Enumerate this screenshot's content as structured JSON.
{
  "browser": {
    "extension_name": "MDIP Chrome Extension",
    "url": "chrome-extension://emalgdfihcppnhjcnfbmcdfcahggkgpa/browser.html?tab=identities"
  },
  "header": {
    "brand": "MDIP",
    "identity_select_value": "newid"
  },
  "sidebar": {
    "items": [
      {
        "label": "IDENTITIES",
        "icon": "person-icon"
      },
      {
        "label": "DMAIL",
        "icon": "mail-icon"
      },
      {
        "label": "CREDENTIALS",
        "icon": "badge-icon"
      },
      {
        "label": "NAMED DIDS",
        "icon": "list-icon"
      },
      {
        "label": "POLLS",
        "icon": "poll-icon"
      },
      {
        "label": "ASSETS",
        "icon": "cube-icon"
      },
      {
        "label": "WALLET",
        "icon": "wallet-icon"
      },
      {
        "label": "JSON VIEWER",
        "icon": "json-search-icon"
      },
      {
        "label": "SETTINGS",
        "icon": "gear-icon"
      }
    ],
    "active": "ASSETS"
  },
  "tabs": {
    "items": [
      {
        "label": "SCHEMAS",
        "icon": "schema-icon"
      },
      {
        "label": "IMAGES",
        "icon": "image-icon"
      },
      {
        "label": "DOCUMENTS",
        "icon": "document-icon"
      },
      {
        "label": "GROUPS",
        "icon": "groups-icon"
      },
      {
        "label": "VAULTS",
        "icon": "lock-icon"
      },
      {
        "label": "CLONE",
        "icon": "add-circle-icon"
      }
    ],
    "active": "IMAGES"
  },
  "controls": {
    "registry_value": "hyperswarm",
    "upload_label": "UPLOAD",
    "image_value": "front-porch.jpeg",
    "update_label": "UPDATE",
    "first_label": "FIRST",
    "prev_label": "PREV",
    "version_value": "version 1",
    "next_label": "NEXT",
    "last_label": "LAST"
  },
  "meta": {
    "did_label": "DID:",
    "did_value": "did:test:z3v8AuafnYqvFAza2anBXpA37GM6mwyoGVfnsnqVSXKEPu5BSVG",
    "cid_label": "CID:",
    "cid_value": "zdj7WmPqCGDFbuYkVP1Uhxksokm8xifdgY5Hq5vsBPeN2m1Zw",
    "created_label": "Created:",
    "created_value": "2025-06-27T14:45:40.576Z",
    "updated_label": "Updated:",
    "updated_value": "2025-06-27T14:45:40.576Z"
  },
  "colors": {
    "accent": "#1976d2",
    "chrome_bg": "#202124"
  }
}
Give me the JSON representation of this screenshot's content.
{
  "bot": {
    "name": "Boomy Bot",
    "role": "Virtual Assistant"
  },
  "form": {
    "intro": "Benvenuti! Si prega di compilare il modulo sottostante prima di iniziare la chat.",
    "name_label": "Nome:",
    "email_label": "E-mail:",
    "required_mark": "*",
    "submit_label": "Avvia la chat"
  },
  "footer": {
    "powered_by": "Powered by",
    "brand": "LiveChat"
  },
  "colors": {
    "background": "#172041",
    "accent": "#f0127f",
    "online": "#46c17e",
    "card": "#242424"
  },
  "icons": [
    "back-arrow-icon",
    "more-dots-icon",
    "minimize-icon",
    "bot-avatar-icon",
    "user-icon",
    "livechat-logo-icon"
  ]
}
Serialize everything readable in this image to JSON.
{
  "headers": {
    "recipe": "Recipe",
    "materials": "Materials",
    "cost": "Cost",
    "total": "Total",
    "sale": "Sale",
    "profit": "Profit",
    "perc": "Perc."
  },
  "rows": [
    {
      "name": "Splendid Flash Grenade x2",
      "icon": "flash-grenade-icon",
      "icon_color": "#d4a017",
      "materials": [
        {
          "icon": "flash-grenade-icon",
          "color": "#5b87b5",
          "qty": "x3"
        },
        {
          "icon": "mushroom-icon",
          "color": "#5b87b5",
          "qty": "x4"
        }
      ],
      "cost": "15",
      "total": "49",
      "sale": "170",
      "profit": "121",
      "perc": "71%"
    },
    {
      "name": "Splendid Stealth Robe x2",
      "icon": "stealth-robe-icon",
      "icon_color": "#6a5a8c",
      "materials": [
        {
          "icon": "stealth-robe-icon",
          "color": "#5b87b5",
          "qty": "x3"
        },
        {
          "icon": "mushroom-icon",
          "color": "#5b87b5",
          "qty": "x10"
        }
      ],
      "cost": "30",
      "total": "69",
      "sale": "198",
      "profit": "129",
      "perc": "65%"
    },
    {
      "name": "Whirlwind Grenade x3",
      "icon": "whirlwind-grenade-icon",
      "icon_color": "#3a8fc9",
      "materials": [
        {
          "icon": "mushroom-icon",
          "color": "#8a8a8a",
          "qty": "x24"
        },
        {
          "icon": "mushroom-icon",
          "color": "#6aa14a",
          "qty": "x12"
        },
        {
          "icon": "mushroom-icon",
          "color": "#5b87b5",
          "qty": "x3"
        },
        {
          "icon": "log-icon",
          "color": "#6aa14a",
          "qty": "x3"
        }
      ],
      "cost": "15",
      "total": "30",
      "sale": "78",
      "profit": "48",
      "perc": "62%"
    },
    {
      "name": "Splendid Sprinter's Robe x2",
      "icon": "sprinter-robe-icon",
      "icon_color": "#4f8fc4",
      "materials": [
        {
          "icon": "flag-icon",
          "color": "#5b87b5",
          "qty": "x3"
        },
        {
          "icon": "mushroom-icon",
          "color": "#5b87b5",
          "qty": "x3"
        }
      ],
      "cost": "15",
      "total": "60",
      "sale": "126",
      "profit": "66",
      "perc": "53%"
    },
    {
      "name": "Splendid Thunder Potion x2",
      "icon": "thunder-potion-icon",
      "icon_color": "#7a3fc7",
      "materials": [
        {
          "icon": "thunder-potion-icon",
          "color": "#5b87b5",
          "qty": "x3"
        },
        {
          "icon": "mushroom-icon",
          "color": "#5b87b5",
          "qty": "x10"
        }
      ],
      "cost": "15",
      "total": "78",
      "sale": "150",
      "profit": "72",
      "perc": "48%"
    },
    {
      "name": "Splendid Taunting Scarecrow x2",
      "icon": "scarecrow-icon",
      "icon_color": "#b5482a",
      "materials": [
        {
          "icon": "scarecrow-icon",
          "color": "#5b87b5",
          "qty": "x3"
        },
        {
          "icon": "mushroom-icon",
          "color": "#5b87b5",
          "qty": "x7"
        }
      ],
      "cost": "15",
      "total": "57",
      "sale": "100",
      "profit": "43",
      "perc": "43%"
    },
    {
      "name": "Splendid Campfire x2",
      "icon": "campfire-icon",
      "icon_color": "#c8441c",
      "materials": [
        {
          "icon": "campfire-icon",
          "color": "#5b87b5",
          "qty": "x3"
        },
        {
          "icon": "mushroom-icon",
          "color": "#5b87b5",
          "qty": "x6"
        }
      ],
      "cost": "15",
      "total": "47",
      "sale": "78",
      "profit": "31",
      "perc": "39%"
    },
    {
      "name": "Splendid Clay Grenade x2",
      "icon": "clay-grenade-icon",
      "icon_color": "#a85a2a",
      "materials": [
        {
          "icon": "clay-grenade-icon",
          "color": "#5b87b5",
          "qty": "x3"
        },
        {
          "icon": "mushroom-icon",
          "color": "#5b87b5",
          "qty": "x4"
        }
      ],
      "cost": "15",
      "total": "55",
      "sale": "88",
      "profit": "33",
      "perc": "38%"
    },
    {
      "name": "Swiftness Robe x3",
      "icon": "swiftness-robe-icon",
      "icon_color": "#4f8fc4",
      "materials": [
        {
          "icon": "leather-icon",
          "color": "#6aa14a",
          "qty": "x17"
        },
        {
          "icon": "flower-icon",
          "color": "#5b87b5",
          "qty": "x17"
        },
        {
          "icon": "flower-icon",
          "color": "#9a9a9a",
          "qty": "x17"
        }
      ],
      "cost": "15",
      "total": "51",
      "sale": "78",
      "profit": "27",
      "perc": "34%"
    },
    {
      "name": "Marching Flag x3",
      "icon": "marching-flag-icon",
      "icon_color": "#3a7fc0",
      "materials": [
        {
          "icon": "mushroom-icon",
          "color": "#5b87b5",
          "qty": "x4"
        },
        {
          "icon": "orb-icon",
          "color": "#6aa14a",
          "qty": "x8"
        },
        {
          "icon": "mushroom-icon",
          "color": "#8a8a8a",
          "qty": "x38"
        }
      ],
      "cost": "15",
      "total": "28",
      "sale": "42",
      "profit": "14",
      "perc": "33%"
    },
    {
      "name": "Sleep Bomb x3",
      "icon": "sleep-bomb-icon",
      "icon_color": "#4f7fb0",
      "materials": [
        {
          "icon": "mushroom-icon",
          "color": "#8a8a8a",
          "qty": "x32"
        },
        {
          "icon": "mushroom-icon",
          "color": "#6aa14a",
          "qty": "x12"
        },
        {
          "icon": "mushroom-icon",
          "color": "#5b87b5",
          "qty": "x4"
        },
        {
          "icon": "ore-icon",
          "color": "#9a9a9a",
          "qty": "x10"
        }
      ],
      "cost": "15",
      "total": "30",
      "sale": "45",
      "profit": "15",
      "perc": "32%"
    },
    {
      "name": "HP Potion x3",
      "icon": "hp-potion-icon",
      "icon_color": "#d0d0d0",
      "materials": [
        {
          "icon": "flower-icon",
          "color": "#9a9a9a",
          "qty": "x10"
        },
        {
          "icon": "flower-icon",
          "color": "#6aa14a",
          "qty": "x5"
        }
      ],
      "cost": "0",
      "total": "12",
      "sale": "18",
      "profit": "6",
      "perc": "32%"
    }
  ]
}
= = = = =
» **TASK TO CARRY OUT**
Identify the lines of the data that contain the word "content". Copy each of them.

» **CORRECT OUTPUT**
Enumerate this screenshot's content as structured JSON.
Give me the JSON representation of this screenshot's content.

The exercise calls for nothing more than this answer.